[Records from a data collection]
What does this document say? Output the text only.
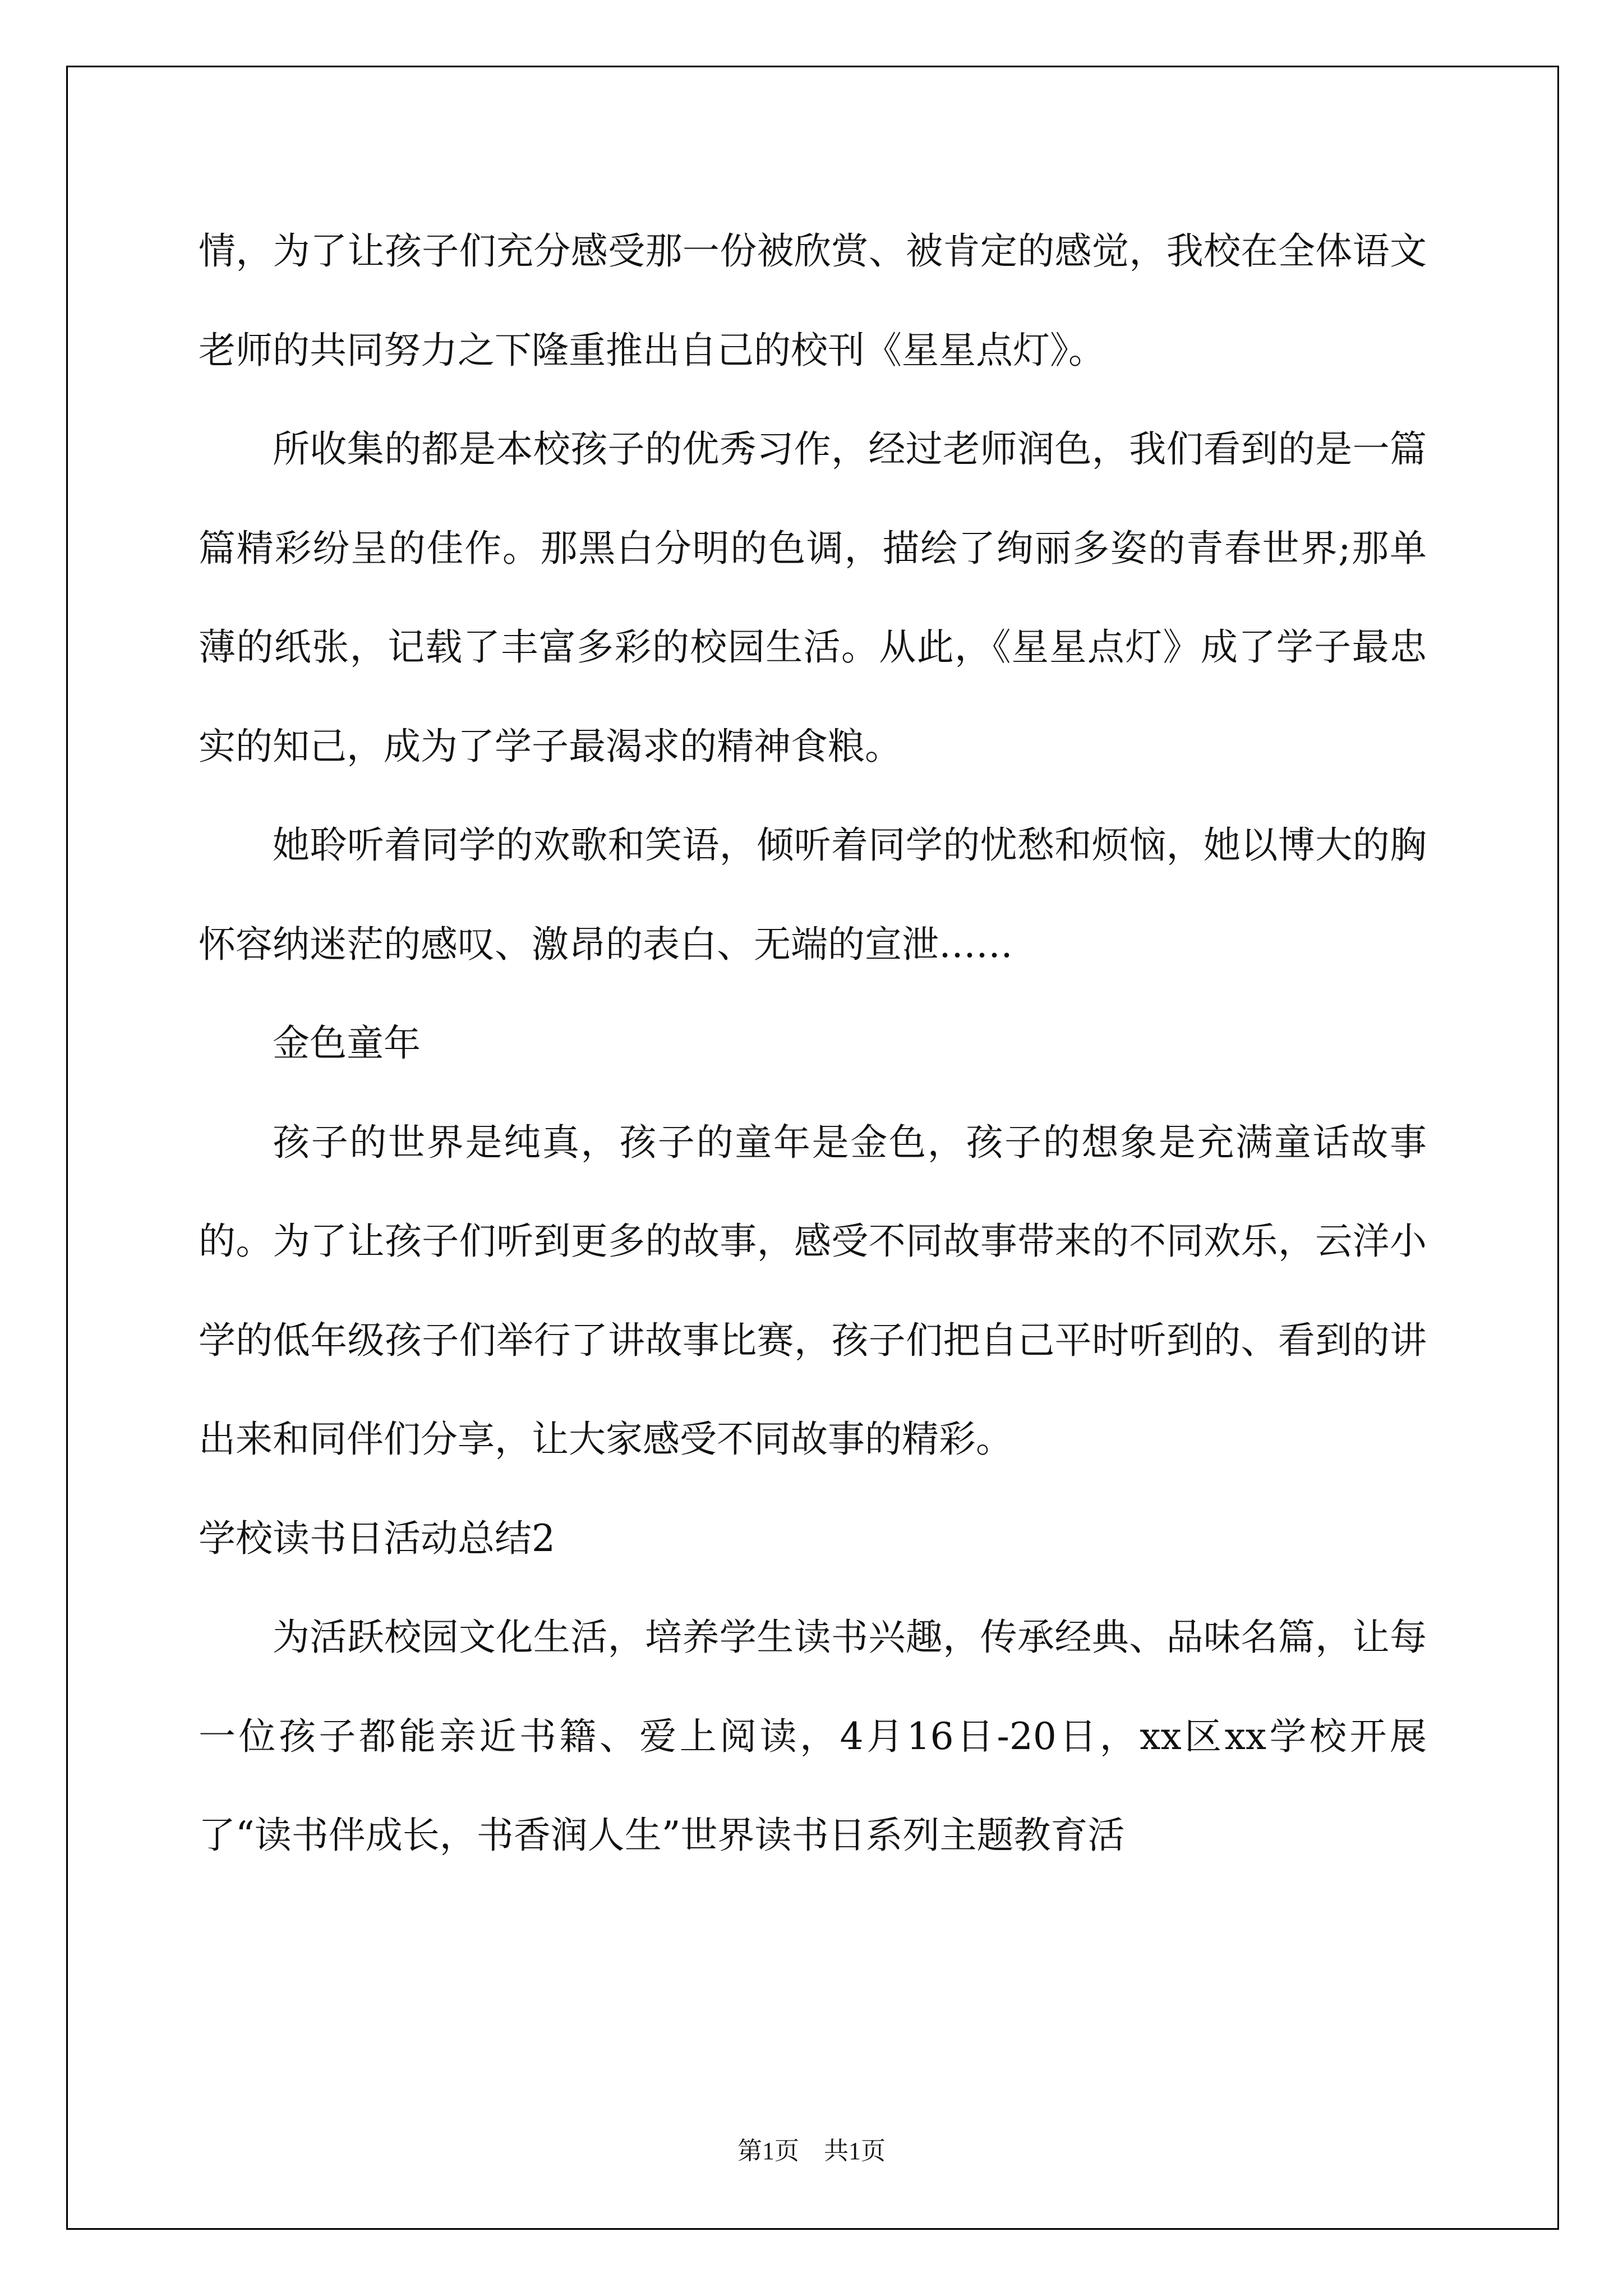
情，为了让孩子们充分感受那一份被欣赏、被肯定的感觉，我校在全体语文老师的共同努力之下隆重推出自己的校刊《星星点灯》。

所收集的都是本校孩子的优秀习作，经过老师润色，我们看到的是一篇篇精彩纷呈的佳作。那黑白分明的色调，描绘了绚丽多姿的青春世界;那单薄的纸张，记载了丰富多彩的校园生活。从此，《星星点灯》成了学子最忠实的知己，成为了学子最渴求的精神食粮。

她聆听着同学的欢歌和笑语，倾听着同学的忧愁和烦恼，她以博大的胸怀容纳迷茫的感叹、激昂的表白、无端的宣泄……

金色童年

孩子的世界是纯真，孩子的童年是金色，孩子的想象是充满童话故事的。为了让孩子们听到更多的故事，感受不同故事带来的不同欢乐，云洋小学的低年级孩子们举行了讲故事比赛，孩子们把自己平时听到的、看到的讲出来和同伴们分享，让大家感受不同故事的精彩。

学校读书日活动总结2

为活跃校园文化生活，培养学生读书兴趣，传承经典、品味名篇，让每一位孩子都能亲近书籍、爱上阅读，4月16日-20日，xx区xx学校开展了“读书伴成长，书香润人生”世界读书日系列主题教育活

第1页 共1页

[Task description]
Leave every image out, and retype the material exactly.

[Right answer]
What does this document say? Output the text only.
情，为了让孩子们充分感受那一份被欣赏、被肯定的感觉，我校在全体语文老师的共同努力之下隆重推出自己的校刊《星星点灯》。

所收集的都是本校孩子的优秀习作，经过老师润色，我们看到的是一篇篇精彩纷呈的佳作。那黑白分明的色调，描绘了绚丽多姿的青春世界;那单薄的纸张，记载了丰富多彩的校园生活。从此，《星星点灯》成了学子最忠实的知己，成为了学子最渴求的精神食粮。

她聆听着同学的欢歌和笑语，倾听着同学的忧愁和烦恼，她以博大的胸怀容纳迷茫的感叹、激昂的表白、无端的宣泄……

金色童年

孩子的世界是纯真，孩子的童年是金色，孩子的想象是充满童话故事的。为了让孩子们听到更多的故事，感受不同故事带来的不同欢乐，云洋小学的低年级孩子们举行了讲故事比赛，孩子们把自己平时听到的、看到的讲出来和同伴们分享，让大家感受不同故事的精彩。

学校读书日活动总结2

为活跃校园文化生活，培养学生读书兴趣，传承经典、品味名篇，让每一位孩子都能亲近书籍、爱上阅读，4月16日-20日，xx区xx学校开展了“读书伴成长，书香润人生”世界读书日系列主题教育活

第1页 共1页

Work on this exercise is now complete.